## WHAT NEEDS TO BE DONE:
Copy each of the following entries back without change.

## Records contained in a dataset:
━━━━━━━━━━━━━━━━━━━━━━━━━━━━━━

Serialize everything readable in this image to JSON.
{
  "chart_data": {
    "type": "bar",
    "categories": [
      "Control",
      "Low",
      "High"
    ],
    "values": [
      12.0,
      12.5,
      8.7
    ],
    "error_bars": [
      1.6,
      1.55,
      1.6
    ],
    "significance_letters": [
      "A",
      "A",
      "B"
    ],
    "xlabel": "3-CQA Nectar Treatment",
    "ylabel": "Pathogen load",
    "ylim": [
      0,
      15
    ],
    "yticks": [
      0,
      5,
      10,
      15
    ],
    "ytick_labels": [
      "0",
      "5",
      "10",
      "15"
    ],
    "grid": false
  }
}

━━━━━━━━━━━━━━━━━━━━━━━━━━━━━━

## RESPONSE:
Serialize everything readable in this image to JSON.
{
  "chart_data": {
    "type": "bar",
    "categories": [
      "Control",
      "Low",
      "High"
    ],
    "values": [
      12.0,
      12.5,
      8.7
    ],
    "error_bars": [
      1.6,
      1.55,
      1.6
    ],
    "significance_letters": [
      "A",
      "A",
      "B"
    ],
    "xlabel": "3-CQA Nectar Treatment",
    "ylabel": "Pathogen load",
    "ylim": [
      0,
      15
    ],
    "yticks": [
      0,
      5,
      10,
      15
    ],
    "ytick_labels": [
      "0",
      "5",
      "10",
      "15"
    ],
    "grid": false
  }
}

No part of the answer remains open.